▶ [练习任务 1]: 把下面各行中从包含“zoom-home-button[interactable] [1083, 77, 1111, 107]”的那一行到包含“tool-button[interactable] [1160, 170, 1188, 200]”的那一行原样抄写出来，首尾两行都算在内。
---------- 引用文本 ----------
带有两个表连接和另一个表的 SQL 语句答案

【问题标题】：SQL statement with two tables join and another table带有两个表连接和另一个表的 SQL 语句
【发布时间】：2016-03-22 15:14:52
【问题描述】：

好的，这是您的指南之后的信息。这是表格脚本 + 一些表格。

USE [tempdb]
GO

CREATE TABLE [dbo].[table1](
    [cn] [nvarchar](1024) NULL,
    [member] [nvarchar](1024) NULL,
    [description] [nvarchar](1024) NULL,
    [Date] [datetime] NULL,
       [IsArchived] [bit] null
)

GO


CREATE TABLE [dbo].[table2](
    [cn] [nvarchar](1024) NULL,
    [member] [nvarchar](1024) NULL,
    [description] [nvarchar](1024) NULL,
    [Date] [datetime] NULL,
       [IsArchived] [bit] null
)

GO


CREATE TABLE [dbo].[table4](
    [cn] [nvarchar](1024) NULL,
    [member] [nvarchar](1024) NULL,
    [description] [nvarchar](1024) NULL,
    [Date] [datetime] NULL,
       [IsArchived] [bit] null
)

GO

CREATE TABLE [dbo].[table3](
    [ID] [int] not NULL,
    [ProductID] [nvarchar](1024) NULL,
    [ProductOmschrijving] [nvarchar](1024) NULL,
    [ProductPrijs] [money] NULL,
)

GO

INSERT INTO table1 VALUES ('grp-sec-spla-office','john; chris; jack; marc;','112-112','', '');
INSERT INTO table1 VALUES ('grp-sec-spla-office-prof','jack; marc;','114-114','', '');
INSERT INTO table2 VALUES ('grp-sec-spla-office','cees; klaas','112-112','', '');
INSERT INTO table2 VALUES ('grp-sec-spla-office-prof','jan; piet','114-114','', '');
INSERT INTO table4 VALUES ('grp-sec-spla-office-prof','jack; marc;','114-114','', '');
INSERT INTO table4 VALUES ('grp-sec-spla-office','piet; ellen','112-112','', '');
INSERT INTO table4 VALUES ('grp-sec-spla-visio','henk; alwin','112-116','', '');
INSERT INTO table3 VALUES (1,'112-112','grp-sec-spla-office-eng','10.12');
INSERT INTO table3 VALUES (2,'114-114','grp-sec-spla-office-prof-2016','5.45');
INSERT INTO table3 VALUES (3,'112-116','grp-sec-spla-visio-blabla','7.12');
INSERT INTO table3 VALUES (4,'112-118','grp-sec-ac-office-sta-eng','2.45');
INSERT INTO table3 VALUES (5,'112-120','grp-sec-ac-office-pro-eng','2,50');
GO

我的查询结果是：

+-------------+-------------------------------+--------------+-------+
| description |      ProductOmschrijving      | ProductPrijs | Total |
+-------------+-------------------------------+--------------+-------+
| 112-112     | grp-sec-spla-office-eng       | 10.12        |     9 |
| 114-114     | grp-sec-spla-office-prof-2016 | 5.45         |     8 |
+-------------+-------------------------------+--------------+-------+

但我需要得到：

+-------------+-------------------------------+--------------+-------+
| description |      ProductOmschrijving      | ProductPrijs | Total |
+-------------+-------------------------------+--------------+-------+
| 112-112     | grp-sec-spla-office-eng       | 10.12        |     9 |
| 114-114     | grp-sec-spla-office-prof-2016 | 5.45         |     8 |
| 112-116     | grp-sec-spla-visio-blabla     | 7.12         |     2 |
| 112-118     | grp-sec-ac-office-sta-eng     | 2.45         |     0 |
| 112-120     | grp-sec-ac-office-pro-eng     | 250.00       |     0 |
+-------------+-------------------------------+--------------+-------+

这是我现在使用的查询：

 SELECT
    table1.description,
    table3.ProductOmschrijving,
    table3.ProductPrijs,
    sum((isnull(LEN(table1.member) - LEN(REPLACE(table1.member, ';', '')),-1) + 1) + 
       isnull(LEN(table2.member) - LEN(REPLACE(table2.member, ';', '')),-1) + 1 + 
       isnull(LEN(table4.member) - LEN(REPLACE(table4.member, ';', '')),-1) + 1) AS Total
FROM table1
inner join table3 ON table1.description = table3.ProductID
left outer join table2 ON table1.description = table2.description
AND table2.IsArchived = 0
left outer join table4 on table1.description = table4.description
and table4.IsArchived = 0
where table1.IsArchived = 0
GROUP BY table1.description
    , ProductOmschrijving
    , ProductPrijs

table1、table2、table4可以改变（尤其是member字段）。当我稍后（将来）向查询中添加一个新的 table5 时，我需要结果相同，但只需要将成员添加到结果中。即使新表中没有成员5。
----------
▶ [练习任务 2]: 接着上面这篇关于 SQL 多表连接查询的帖子的最后一句往下续写。
---------- 待处理行 ----------
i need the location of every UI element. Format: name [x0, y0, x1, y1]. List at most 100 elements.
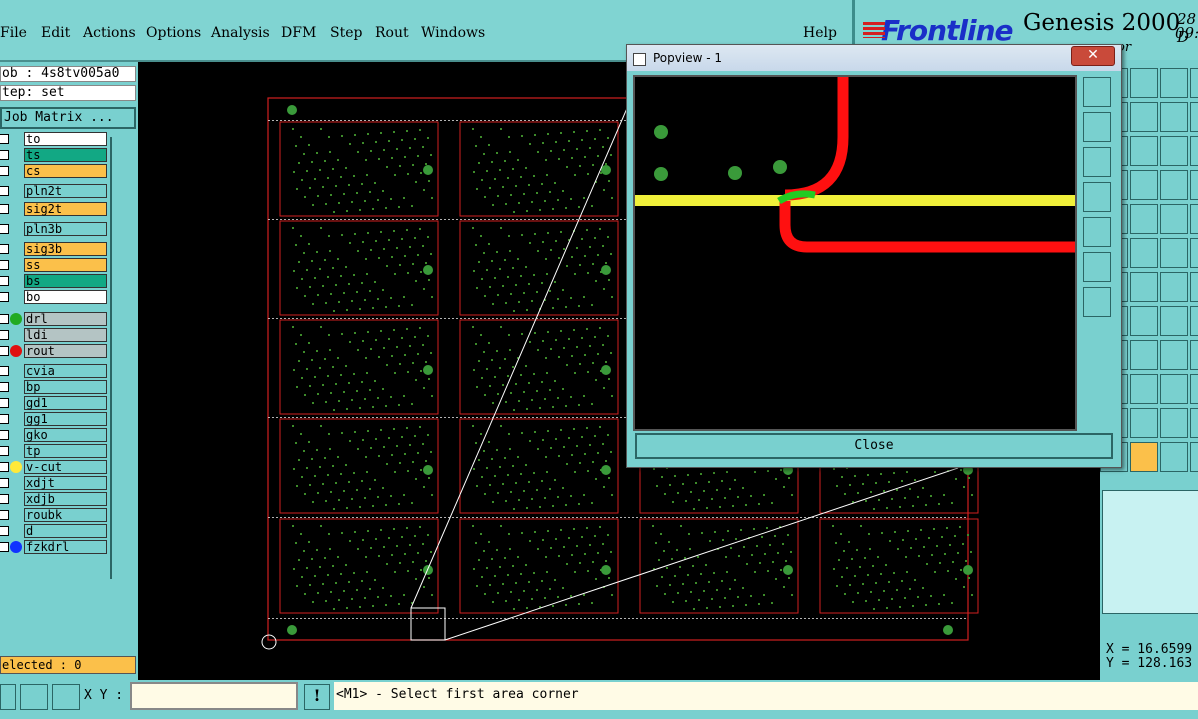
zoom-home-button[interactable] [1083, 77, 1111, 107]
layer-name[interactable]: bs [24, 274, 107, 288]
tool-button[interactable] [1190, 170, 1198, 200]
layer-name[interactable]: gg1 [24, 412, 107, 426]
layer-row-bo[interactable]: bo [0, 290, 108, 304]
zoom-left-button[interactable] [1083, 182, 1111, 212]
tool-button[interactable] [1160, 102, 1188, 132]
tool-button[interactable] [1160, 170, 1188, 200]
menu-help[interactable]: Help [803, 25, 837, 41]
layer-row-gg1[interactable]: gg1 [0, 412, 108, 426]
zoom-fit-button[interactable] [1083, 252, 1111, 282]
layer-row-ts[interactable]: ts [0, 148, 108, 162]
layer-checkbox[interactable] [0, 166, 9, 176]
menu-analysis[interactable]: Analysis [211, 25, 270, 41]
menu-rout[interactable]: Rout [375, 25, 409, 41]
popview-titlebar[interactable]: Popview - 1 ✕ [627, 45, 1121, 71]
layer-row-rout[interactable]: rout [0, 344, 108, 358]
layer-checkbox[interactable] [0, 244, 9, 254]
layer-name[interactable]: sig3b [24, 242, 107, 256]
tool-button[interactable] [1130, 204, 1158, 234]
layer-row-d[interactable]: d [0, 524, 108, 538]
layer-name[interactable]: cvia [24, 364, 107, 378]
layer-checkbox[interactable] [0, 446, 9, 456]
layer-checkbox[interactable] [0, 366, 9, 376]
tool-button[interactable] [1190, 102, 1198, 132]
layer-checkbox[interactable] [0, 414, 9, 424]
layer-name[interactable]: pln3b [24, 222, 107, 236]
close-icon[interactable]: ✕ [1071, 46, 1115, 66]
layer-checkbox[interactable] [0, 134, 9, 144]
tool-button[interactable] [1160, 238, 1188, 268]
layer-name[interactable]: xdjb [24, 492, 107, 506]
layer-row-tp[interactable]: tp [0, 444, 108, 458]
tool-button[interactable] [1190, 68, 1198, 98]
tool-button[interactable] [1190, 272, 1198, 302]
layer-name[interactable]: to [24, 132, 107, 146]
tool-button[interactable] [1160, 136, 1188, 166]
tool-button[interactable] [1160, 442, 1188, 472]
layer-name[interactable]: ldi [24, 328, 107, 342]
tool-button[interactable] [1130, 340, 1158, 370]
layer-checkbox[interactable] [0, 150, 9, 160]
tool-button[interactable] [1160, 204, 1188, 234]
layer-checkbox[interactable] [0, 382, 9, 392]
layer-checkbox[interactable] [0, 186, 9, 196]
layer-checkbox[interactable] [0, 478, 9, 488]
layer-checkbox[interactable] [0, 462, 9, 472]
layer-checkbox[interactable] [0, 526, 9, 536]
layer-name[interactable]: ts [24, 148, 107, 162]
zoom-pan-button[interactable] [1083, 287, 1111, 317]
layer-row-cs[interactable]: cs [0, 164, 108, 178]
layer-row-bp[interactable]: bp [0, 380, 108, 394]
snap-icon[interactable] [0, 684, 16, 710]
menu-actions[interactable]: Actions [83, 25, 136, 41]
layer-name[interactable]: tp [24, 444, 107, 458]
measure-icon[interactable] [20, 684, 48, 710]
layer-checkbox[interactable] [0, 510, 9, 520]
menu-edit[interactable]: Edit [41, 25, 70, 41]
layer-name[interactable]: pln2t [24, 184, 107, 198]
tool-button[interactable] [1130, 442, 1158, 472]
layer-name[interactable]: bp [24, 380, 107, 394]
layer-row-drl[interactable]: drl [0, 312, 108, 326]
layer-checkbox[interactable] [0, 398, 9, 408]
layer-name[interactable]: drl [24, 312, 107, 326]
tool-button[interactable] [1190, 204, 1198, 234]
tool-button[interactable] [1190, 442, 1198, 472]
menu-windows[interactable]: Windows [421, 25, 485, 41]
layer-checkbox[interactable] [0, 224, 9, 234]
layer-row-sig2t[interactable]: sig2t [0, 202, 108, 216]
layer-checkbox[interactable] [0, 494, 9, 504]
menu-options[interactable]: Options [146, 25, 201, 41]
tool-button[interactable] [1160, 374, 1188, 404]
layer-name[interactable]: rout [24, 344, 107, 358]
tool-button[interactable] [1190, 408, 1198, 438]
layer-name[interactable]: roubk [24, 508, 107, 522]
layer-row-to[interactable]: to [0, 132, 108, 146]
layer-checkbox[interactable] [0, 276, 9, 286]
layer-checkbox[interactable] [0, 542, 9, 552]
tool-button[interactable] [1160, 306, 1188, 336]
layer-row-fzkdrl[interactable]: fzkdrl [0, 540, 108, 554]
xy-input[interactable] [130, 682, 298, 710]
tool-button[interactable] [1130, 68, 1158, 98]
layer-checkbox[interactable] [0, 346, 9, 356]
tool-button[interactable] [1160, 340, 1188, 370]
zoom-up-button[interactable] [1083, 112, 1111, 142]
tool-button[interactable] [1130, 170, 1158, 200]
layer-checkbox[interactable] [0, 292, 9, 302]
tool-button[interactable] [1130, 272, 1158, 302]
menu-dfm[interactable]: DFM [281, 25, 316, 41]
layer-row-ldi[interactable]: ldi [0, 328, 108, 342]
tool-button[interactable] [1130, 374, 1158, 404]
menu-file[interactable]: File [0, 25, 27, 41]
tool-button[interactable] [1160, 408, 1188, 438]
tool-button[interactable] [1130, 136, 1158, 166]
layer-row-roubk[interactable]: roubk [0, 508, 108, 522]
layer-name[interactable]: v-cut [24, 460, 107, 474]
menu-step[interactable]: Step [330, 25, 362, 41]
layer-checkbox[interactable] [0, 260, 9, 270]
tool-button[interactable] [1190, 238, 1198, 268]
layer-checkbox[interactable] [0, 430, 9, 440]
layer-name[interactable]: ss [24, 258, 107, 272]
layer-row-sig3b[interactable]: sig3b [0, 242, 108, 256]
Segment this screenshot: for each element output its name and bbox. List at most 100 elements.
----------
▶ [书面回答 1]:
zoom-home-button[interactable] [1083, 77, 1111, 107]
layer-name[interactable]: bs [24, 274, 107, 288]
tool-button[interactable] [1190, 170, 1198, 200]
layer-name[interactable]: gg1 [24, 412, 107, 426]
layer-row-bo[interactable]: bo [0, 290, 108, 304]
zoom-left-button[interactable] [1083, 182, 1111, 212]
tool-button[interactable] [1160, 102, 1188, 132]
tool-button[interactable] [1160, 170, 1188, 200]

▶ [书面回答 2]:
这更清楚了吗？感谢您的时间和帮助。

啊，当我写完整个帖子时，我意识到 table3（产品表）当然必须是前导表。所以我将查询编辑为从 table3 而不是 table1。不，它工作完美！！！

 SELECT
    table3.ProductID,
    table3.ProductOmschrijving,
    table3.ProductPrijs,
    sum((isnull(LEN(table1.member) - LEN(REPLACE(table1.member, ';', '')),-1) + 1) + 
       isnull(LEN(table2.member) - LEN(REPLACE(table2.member, ';', '')),-1) + 1 + 
       isnull(LEN(table4.member) - LEN(REPLACE(table4.member, ';', '')),-1) + 1) 
       AS Total
FROM table3
left join table1 ON table3.productid = table1.description
and table1.IsArchived = 0
left join table2 ON table3.productid = table2.description
AND table2.IsArchived = 0
left join table4 on table3.productid = table4.description
and table4.IsArchived = 0
GROUP BY table3.productid
    , ProductOmschrijving
    , ProductPrijs

结果：

+-----------+-------------------------------+--------------+-------+
| ProductID |      ProductOmschrijving      | ProductPrijs | Total |
+-----------+-------------------------------+--------------+-------+
| 112-112   | grp-sec-spla-office-eng       | 10.12        |     9 |
| 112-116   | grp-sec-spla-visio-blabla     | 7.12         |     2 |
| 112-118   | grp-sec-ac-office-sta-eng     | 2.45         |     0 |
| 112-120   | grp-sec-ac-office-pro-eng     | 250.00       |     0 |
| 114-114   | grp-sec-spla-office-prof-2016 | 5.45         |     8 |
+-----------+-------------------------------+--------------+-------+

【问题讨论】：

缺少的列不在您的查询中。它们在子查询中，但在主查询中缺失。
嗨，肖恩，我知道。但是当我添加它们时，我得到一个错误。消息 4104，级别 16，状态 1，第 12 行无法绑定多部分标识符“Product.ProductOmschrijving”。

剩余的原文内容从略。